--- Begin ---

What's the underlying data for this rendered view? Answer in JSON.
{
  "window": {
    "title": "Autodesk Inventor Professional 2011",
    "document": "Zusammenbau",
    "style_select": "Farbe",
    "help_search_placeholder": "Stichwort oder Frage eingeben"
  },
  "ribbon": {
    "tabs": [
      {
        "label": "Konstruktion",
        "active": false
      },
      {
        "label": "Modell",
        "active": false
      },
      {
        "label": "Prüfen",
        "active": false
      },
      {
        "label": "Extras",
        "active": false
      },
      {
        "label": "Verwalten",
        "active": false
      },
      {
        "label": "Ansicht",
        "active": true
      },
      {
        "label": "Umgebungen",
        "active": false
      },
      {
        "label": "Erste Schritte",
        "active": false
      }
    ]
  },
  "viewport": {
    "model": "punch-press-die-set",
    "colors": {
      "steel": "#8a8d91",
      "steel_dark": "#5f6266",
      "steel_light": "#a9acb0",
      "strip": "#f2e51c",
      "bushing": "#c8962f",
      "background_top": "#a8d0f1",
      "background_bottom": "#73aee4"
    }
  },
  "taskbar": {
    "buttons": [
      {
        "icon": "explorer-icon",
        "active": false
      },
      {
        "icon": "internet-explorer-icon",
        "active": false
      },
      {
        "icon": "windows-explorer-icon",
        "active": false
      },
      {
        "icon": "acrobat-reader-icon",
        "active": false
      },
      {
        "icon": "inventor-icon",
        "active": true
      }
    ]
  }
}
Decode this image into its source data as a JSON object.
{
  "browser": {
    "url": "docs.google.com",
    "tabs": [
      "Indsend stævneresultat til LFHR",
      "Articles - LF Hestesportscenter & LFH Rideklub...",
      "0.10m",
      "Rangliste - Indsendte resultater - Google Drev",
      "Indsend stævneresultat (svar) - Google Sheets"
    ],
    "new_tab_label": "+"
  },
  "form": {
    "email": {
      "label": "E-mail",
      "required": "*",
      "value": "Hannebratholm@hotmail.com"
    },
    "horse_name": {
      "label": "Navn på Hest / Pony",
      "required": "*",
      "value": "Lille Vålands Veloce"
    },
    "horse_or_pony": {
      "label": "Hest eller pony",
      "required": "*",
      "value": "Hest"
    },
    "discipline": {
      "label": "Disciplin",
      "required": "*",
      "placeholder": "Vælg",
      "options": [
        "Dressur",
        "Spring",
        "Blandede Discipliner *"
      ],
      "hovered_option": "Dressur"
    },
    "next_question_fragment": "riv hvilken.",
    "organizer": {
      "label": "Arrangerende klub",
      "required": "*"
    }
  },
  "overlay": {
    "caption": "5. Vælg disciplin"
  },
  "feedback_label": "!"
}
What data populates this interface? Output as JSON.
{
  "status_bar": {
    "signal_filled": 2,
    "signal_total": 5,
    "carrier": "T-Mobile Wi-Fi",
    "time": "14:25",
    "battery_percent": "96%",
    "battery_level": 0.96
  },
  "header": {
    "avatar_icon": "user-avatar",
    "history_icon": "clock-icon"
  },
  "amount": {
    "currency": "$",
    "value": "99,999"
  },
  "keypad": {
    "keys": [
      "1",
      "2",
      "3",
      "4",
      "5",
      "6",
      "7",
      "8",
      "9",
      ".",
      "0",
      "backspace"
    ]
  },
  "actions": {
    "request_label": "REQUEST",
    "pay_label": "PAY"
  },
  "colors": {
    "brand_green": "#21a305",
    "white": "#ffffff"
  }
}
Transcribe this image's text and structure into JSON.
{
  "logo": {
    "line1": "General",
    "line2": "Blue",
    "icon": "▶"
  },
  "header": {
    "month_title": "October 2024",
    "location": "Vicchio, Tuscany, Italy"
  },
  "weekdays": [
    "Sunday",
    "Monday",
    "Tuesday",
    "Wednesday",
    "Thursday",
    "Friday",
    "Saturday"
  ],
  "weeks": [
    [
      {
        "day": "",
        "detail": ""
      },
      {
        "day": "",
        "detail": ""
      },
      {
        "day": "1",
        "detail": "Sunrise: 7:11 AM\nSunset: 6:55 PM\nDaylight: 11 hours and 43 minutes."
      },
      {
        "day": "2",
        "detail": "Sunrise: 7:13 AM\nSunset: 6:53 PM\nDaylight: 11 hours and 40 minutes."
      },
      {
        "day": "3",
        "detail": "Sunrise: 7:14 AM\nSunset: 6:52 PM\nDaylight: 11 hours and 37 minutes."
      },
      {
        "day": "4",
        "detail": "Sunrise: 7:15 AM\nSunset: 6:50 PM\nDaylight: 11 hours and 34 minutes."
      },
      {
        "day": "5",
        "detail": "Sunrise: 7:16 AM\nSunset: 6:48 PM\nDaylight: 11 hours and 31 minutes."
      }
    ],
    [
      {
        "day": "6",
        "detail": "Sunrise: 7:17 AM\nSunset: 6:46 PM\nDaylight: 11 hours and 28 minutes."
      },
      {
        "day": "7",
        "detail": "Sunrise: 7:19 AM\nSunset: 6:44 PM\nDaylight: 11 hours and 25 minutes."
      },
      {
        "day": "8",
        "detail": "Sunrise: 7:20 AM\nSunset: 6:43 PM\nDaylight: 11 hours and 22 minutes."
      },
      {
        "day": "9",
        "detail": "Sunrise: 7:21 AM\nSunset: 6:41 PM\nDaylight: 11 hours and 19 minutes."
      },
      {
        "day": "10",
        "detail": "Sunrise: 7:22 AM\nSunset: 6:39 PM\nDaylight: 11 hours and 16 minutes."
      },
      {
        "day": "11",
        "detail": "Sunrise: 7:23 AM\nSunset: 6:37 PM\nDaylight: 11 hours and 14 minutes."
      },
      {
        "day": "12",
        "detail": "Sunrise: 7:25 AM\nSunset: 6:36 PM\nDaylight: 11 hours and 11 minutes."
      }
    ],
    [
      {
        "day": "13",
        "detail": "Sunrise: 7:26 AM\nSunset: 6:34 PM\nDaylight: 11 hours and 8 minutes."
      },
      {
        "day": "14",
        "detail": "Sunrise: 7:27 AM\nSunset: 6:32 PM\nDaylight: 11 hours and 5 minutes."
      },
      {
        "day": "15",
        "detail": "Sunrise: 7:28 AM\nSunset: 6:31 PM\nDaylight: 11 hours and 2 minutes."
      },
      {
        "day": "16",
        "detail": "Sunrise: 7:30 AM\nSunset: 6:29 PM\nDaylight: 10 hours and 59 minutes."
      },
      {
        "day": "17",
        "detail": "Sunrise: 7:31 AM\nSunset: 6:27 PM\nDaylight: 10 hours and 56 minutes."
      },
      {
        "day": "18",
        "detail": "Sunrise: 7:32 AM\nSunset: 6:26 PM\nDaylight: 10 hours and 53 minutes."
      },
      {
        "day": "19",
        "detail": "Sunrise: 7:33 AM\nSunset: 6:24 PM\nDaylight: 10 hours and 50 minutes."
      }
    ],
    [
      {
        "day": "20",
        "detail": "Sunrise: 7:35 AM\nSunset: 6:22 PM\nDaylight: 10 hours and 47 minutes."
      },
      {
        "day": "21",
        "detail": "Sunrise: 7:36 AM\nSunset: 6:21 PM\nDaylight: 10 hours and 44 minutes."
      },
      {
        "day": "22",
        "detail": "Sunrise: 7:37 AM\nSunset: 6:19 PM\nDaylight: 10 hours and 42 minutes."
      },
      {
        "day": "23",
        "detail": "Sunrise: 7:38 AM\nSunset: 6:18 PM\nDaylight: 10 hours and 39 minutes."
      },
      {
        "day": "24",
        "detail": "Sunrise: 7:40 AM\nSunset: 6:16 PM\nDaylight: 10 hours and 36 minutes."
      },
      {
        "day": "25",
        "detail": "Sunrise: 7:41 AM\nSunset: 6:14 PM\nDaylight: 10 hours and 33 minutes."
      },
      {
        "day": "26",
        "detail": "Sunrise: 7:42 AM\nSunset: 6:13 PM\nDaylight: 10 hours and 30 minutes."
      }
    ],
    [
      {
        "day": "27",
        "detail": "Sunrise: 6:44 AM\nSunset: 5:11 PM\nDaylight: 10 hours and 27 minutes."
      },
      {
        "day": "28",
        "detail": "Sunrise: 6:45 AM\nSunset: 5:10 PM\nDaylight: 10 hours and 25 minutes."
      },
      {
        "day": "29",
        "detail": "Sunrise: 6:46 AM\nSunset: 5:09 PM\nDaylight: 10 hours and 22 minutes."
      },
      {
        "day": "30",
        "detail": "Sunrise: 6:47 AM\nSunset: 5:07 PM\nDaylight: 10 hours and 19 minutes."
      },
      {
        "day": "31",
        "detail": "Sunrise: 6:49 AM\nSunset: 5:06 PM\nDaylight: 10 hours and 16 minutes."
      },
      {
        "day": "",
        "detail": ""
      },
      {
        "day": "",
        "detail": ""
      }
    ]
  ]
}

--- End ---

* _TASK STATEMENT_:
Every line that holds the word "JSON" should be extracted.

* _FINISHED ANSWER_:
What's the underlying data for this rendered view? Answer in JSON.
Decode this image into its source data as a JSON object.
What data populates this interface? Output as JSON.
Transcribe this image's text and structure into JSON.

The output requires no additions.